--- start of Exercise materials ---

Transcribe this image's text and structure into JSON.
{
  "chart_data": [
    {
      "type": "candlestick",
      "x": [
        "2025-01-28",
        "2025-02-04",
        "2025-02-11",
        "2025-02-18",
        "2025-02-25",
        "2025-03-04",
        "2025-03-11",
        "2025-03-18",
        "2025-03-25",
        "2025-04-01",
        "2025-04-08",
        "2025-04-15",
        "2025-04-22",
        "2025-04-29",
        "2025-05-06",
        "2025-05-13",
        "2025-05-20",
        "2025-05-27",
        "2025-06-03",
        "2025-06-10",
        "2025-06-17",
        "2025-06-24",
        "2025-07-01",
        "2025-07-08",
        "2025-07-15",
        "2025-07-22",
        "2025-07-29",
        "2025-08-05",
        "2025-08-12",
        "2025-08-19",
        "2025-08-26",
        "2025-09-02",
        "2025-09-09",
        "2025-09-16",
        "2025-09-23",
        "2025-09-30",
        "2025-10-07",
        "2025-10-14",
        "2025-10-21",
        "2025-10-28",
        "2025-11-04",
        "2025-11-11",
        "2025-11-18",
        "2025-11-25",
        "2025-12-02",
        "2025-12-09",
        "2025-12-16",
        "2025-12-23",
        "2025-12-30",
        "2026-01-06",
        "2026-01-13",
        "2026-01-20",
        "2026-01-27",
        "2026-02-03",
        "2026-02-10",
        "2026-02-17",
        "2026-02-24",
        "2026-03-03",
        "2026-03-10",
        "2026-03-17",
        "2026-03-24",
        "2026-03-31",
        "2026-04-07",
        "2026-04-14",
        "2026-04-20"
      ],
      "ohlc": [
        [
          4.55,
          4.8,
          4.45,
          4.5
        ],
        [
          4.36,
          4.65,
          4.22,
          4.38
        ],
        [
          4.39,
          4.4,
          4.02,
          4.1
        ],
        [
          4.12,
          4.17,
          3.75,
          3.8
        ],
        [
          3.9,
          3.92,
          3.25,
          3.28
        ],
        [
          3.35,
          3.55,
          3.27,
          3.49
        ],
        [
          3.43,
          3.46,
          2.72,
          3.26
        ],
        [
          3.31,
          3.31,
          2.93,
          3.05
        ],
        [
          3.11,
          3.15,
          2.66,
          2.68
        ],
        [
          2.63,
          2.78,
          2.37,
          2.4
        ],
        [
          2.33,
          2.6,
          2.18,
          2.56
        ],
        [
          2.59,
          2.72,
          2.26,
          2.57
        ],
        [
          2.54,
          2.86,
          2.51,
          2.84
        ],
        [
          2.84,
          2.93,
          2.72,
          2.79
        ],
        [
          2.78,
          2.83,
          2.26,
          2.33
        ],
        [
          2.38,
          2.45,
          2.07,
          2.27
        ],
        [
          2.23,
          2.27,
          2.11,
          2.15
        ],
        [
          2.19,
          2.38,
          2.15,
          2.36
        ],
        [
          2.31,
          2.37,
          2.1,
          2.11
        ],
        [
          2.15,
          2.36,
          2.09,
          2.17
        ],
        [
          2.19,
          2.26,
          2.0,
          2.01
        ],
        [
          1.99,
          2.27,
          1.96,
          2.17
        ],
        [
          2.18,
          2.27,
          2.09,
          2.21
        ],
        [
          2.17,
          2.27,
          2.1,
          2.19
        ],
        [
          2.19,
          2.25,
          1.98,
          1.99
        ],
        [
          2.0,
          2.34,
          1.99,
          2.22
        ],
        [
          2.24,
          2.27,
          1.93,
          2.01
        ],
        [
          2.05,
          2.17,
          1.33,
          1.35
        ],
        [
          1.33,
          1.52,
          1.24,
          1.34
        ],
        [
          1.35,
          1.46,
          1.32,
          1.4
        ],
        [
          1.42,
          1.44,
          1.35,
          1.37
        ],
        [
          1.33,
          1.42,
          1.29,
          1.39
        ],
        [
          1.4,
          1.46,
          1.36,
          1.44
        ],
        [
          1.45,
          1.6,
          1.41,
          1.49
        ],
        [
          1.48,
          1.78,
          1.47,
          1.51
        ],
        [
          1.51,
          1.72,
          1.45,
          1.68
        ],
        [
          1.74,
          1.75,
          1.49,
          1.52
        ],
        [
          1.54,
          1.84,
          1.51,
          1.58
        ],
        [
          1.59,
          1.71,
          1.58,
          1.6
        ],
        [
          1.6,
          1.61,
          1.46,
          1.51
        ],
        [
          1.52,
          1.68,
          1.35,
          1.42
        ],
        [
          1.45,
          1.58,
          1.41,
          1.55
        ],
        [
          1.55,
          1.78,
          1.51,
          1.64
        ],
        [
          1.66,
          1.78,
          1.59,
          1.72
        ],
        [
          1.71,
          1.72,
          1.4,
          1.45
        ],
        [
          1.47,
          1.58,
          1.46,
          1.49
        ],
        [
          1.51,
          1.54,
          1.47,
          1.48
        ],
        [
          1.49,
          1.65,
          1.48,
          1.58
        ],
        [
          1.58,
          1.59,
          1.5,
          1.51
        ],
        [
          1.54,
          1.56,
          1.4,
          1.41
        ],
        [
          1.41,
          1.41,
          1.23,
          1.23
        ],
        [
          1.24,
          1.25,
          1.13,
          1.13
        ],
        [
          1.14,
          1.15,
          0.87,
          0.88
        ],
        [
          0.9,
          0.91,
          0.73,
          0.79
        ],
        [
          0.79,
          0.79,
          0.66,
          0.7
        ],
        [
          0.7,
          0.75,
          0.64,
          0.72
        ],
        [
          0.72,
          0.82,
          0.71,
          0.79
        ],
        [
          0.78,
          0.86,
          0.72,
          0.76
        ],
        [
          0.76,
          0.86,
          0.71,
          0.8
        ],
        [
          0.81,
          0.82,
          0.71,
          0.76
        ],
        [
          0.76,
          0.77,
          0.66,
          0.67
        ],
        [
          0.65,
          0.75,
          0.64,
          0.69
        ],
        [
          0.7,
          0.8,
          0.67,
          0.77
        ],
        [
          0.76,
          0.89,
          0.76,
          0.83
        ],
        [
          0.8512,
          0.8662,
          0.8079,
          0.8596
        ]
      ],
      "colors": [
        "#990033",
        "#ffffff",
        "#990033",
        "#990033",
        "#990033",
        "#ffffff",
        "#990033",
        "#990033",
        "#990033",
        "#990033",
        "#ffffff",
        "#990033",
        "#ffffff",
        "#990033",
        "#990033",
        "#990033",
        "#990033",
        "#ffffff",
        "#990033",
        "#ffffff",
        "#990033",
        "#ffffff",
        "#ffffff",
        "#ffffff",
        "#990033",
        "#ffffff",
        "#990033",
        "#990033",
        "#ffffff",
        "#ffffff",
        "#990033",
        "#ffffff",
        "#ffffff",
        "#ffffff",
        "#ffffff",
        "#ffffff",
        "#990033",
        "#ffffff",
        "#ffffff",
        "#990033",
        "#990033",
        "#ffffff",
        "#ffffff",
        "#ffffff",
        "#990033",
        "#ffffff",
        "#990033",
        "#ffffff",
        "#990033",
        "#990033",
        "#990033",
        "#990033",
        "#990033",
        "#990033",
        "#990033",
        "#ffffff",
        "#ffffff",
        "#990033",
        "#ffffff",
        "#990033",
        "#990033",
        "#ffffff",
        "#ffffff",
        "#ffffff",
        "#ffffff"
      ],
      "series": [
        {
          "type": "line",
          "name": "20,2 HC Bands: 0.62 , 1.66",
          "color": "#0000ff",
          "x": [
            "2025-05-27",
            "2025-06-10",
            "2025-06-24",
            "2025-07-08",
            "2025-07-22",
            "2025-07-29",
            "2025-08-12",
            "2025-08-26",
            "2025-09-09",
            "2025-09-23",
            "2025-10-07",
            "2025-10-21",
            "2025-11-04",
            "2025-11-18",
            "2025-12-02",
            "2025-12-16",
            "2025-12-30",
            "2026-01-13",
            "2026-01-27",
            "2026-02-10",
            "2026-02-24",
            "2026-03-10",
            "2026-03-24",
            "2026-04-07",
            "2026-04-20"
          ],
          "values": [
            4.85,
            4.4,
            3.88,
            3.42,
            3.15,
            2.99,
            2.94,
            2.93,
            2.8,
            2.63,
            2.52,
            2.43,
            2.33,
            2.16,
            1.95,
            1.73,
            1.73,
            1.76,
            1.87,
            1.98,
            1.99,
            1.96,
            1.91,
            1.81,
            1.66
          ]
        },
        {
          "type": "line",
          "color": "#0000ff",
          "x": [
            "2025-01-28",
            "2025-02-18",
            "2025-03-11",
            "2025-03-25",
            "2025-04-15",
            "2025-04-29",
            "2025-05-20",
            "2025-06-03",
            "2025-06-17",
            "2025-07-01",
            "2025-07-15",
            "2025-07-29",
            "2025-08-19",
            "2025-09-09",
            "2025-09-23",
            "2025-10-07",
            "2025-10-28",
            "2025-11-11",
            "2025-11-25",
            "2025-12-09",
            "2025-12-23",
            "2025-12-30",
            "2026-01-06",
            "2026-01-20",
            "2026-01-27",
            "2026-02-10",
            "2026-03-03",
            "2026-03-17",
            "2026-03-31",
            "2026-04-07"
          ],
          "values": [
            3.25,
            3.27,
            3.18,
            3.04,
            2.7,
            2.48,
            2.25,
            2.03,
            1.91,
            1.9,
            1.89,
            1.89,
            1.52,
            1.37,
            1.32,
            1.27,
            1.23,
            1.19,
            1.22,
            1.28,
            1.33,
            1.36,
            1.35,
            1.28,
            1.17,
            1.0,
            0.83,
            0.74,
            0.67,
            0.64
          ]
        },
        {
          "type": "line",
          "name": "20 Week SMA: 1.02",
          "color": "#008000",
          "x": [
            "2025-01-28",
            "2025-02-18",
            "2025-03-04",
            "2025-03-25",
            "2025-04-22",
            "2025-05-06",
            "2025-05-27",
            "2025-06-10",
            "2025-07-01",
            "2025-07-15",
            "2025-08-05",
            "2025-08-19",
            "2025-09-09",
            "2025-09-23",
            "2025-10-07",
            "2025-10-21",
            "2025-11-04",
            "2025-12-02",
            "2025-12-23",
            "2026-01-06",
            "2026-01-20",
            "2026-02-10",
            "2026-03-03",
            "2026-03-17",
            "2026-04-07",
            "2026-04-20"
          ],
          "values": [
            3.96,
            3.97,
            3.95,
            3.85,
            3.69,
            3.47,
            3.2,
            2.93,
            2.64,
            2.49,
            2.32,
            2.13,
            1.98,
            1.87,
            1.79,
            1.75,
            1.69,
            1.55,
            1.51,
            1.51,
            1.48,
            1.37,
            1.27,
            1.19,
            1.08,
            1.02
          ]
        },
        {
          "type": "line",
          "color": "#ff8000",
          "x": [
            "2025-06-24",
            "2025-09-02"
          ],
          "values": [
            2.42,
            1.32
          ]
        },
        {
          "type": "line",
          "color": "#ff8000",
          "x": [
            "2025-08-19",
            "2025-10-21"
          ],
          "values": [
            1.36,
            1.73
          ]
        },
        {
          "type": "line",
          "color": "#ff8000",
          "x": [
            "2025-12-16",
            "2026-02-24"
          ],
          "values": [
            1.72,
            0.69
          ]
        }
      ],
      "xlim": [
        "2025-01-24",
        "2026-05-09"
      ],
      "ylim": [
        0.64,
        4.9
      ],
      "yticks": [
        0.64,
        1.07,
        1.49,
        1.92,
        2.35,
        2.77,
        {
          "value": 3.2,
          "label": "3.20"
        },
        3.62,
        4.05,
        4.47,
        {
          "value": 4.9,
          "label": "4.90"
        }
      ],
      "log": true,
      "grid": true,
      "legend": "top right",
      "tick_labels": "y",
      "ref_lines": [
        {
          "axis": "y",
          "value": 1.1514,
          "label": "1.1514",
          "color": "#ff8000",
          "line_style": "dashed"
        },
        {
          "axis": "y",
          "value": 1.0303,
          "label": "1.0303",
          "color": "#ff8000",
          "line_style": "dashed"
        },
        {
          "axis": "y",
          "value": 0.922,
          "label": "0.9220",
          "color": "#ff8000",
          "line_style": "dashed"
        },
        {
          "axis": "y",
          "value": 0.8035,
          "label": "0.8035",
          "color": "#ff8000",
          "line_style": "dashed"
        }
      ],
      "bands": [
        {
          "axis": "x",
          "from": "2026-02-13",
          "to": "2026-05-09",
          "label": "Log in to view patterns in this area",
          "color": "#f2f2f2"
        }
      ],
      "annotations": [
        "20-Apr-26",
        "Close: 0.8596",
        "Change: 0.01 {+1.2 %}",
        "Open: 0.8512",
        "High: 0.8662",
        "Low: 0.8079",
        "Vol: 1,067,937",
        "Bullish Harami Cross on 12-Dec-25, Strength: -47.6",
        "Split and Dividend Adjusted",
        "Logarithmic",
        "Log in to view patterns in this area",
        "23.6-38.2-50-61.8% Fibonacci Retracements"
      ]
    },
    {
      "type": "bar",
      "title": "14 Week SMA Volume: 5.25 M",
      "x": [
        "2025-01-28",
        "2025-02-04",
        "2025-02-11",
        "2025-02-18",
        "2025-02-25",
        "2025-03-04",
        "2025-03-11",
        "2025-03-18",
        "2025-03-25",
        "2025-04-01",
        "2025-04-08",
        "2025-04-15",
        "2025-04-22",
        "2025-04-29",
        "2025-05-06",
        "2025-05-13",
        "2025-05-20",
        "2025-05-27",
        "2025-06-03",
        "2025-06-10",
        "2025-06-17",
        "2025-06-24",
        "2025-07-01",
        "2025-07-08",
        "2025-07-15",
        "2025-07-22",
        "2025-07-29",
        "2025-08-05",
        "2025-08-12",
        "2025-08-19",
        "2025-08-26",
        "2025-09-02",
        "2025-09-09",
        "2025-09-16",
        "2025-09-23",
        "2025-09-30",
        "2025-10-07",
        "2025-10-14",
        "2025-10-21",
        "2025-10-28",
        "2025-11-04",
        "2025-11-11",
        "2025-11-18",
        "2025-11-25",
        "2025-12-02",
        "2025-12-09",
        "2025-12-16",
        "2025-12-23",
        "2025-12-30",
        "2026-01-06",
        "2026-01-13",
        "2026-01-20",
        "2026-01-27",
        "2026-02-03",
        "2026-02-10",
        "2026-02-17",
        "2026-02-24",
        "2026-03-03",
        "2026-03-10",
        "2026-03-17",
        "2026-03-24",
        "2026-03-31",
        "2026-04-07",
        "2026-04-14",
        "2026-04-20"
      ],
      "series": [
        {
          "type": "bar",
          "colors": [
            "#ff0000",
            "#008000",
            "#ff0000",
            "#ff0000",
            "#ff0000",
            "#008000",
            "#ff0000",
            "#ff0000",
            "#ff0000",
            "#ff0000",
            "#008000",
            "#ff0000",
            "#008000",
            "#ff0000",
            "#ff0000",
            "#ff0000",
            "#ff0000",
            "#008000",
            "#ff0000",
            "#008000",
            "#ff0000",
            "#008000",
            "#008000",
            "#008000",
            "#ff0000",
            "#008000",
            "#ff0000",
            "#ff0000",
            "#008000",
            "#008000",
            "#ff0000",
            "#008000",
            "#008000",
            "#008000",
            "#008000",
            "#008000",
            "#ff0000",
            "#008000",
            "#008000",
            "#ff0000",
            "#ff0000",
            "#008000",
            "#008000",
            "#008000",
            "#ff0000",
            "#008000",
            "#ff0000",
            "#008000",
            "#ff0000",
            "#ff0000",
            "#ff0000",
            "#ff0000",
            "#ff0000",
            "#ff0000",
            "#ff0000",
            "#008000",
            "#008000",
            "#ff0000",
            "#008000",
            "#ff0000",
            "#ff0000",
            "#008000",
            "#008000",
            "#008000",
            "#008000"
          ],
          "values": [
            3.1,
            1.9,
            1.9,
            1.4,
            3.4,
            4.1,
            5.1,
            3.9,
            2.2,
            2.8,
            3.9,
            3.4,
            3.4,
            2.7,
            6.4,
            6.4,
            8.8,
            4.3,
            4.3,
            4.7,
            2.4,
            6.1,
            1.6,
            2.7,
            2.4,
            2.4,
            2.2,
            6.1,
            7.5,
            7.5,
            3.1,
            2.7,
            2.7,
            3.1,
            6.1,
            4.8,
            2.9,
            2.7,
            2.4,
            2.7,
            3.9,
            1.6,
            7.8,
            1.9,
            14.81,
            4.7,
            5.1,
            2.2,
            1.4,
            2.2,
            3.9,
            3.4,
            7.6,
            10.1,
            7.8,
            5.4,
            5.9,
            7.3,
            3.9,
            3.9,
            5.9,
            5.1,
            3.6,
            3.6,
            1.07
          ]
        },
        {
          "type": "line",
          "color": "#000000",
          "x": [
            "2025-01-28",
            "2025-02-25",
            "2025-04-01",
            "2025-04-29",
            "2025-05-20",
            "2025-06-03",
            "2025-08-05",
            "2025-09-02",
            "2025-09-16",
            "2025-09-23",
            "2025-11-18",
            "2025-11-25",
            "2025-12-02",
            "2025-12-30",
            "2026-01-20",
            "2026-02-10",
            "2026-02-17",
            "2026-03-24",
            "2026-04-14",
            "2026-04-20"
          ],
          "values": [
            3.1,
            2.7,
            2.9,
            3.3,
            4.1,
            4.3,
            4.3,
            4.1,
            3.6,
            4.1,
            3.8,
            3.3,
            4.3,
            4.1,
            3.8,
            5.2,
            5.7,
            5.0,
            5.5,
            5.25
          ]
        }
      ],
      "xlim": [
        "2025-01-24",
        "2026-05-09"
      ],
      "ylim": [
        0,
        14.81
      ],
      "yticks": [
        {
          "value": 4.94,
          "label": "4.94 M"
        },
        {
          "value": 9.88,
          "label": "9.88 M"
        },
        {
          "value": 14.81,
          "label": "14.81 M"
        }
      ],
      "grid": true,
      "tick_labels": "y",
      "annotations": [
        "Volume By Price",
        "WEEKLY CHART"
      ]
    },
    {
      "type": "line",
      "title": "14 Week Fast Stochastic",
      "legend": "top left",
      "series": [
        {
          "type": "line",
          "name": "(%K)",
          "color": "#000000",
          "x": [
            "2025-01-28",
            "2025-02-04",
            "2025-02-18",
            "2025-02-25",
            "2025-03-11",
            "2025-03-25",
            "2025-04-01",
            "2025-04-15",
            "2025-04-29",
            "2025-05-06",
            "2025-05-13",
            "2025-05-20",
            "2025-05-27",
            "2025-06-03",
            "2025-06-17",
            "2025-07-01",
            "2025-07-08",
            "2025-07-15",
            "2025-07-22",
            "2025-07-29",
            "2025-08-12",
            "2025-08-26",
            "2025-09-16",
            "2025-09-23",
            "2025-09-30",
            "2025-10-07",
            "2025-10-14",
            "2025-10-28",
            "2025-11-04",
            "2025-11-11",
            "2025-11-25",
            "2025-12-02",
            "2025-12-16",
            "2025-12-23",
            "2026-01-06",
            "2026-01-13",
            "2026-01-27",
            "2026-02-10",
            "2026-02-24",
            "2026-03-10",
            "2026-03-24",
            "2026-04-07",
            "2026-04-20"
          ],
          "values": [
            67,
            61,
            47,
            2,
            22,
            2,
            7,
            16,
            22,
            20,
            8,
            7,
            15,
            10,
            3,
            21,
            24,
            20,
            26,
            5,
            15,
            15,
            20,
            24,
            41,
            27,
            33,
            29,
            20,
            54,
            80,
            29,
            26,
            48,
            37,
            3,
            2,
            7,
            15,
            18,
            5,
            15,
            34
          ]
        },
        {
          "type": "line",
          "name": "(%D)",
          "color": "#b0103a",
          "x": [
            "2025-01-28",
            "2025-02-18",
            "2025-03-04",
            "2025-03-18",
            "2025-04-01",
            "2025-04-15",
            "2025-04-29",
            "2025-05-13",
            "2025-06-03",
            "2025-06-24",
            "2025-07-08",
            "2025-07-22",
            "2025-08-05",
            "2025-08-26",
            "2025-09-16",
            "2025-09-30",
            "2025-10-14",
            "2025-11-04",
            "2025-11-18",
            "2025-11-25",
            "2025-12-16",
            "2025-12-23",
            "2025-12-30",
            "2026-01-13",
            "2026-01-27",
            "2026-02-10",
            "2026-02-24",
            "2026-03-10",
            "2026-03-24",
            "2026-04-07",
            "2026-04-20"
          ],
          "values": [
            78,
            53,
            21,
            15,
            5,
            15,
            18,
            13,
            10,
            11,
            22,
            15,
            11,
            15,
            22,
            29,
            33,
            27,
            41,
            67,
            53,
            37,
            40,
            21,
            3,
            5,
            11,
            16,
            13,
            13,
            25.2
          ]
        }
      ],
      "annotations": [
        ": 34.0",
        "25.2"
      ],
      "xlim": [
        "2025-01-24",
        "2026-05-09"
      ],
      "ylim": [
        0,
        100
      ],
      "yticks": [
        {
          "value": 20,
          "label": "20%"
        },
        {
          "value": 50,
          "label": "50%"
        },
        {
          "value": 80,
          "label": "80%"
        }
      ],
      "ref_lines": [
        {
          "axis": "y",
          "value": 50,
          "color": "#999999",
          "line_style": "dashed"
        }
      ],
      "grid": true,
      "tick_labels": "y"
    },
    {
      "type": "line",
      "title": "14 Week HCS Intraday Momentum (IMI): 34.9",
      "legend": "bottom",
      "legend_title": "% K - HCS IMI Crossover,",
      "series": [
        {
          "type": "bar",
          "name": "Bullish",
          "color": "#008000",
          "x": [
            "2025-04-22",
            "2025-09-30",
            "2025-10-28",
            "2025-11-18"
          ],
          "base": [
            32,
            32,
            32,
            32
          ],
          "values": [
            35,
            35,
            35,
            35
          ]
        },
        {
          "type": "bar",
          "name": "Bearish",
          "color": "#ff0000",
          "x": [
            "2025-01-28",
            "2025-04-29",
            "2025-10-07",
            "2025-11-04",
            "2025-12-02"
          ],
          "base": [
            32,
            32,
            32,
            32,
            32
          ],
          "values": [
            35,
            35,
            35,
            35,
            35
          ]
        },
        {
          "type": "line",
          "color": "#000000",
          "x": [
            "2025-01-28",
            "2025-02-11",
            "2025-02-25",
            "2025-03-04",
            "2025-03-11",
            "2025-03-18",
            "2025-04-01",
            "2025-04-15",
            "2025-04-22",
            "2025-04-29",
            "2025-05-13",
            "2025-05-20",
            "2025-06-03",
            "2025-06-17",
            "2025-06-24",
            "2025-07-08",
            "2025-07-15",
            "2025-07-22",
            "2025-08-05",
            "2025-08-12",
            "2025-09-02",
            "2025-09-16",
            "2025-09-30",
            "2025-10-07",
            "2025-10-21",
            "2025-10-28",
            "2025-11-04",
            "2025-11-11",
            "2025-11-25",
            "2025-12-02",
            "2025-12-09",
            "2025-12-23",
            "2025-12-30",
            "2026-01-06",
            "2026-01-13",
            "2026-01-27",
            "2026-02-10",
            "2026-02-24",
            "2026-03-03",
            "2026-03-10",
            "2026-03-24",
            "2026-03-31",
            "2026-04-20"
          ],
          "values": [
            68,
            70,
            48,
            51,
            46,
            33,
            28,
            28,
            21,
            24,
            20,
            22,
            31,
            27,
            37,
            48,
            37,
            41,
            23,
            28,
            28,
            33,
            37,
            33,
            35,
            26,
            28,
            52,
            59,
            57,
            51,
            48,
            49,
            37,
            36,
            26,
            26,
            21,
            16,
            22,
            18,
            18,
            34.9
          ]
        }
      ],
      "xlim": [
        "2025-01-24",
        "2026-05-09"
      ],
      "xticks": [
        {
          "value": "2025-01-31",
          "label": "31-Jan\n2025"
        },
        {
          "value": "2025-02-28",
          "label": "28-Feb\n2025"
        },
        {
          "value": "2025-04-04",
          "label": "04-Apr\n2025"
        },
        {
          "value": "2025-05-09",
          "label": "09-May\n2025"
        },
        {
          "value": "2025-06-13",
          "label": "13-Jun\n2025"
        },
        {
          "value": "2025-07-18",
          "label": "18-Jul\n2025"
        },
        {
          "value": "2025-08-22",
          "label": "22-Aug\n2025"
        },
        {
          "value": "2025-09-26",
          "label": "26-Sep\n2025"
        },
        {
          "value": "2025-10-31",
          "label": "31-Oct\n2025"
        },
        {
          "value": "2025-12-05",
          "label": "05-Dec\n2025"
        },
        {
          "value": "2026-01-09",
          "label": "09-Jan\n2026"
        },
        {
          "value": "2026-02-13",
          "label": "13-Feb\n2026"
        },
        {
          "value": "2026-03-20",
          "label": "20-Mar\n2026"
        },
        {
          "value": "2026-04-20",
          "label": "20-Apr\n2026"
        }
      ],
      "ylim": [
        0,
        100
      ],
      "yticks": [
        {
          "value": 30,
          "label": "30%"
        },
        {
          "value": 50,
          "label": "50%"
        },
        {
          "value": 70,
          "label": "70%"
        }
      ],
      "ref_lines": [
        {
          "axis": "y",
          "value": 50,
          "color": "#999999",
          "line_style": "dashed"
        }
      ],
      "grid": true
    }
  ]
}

--- end of Exercise materials ---

Find every line holding the word "patterns"; give their count and nothing else.

## Answer to the problem
2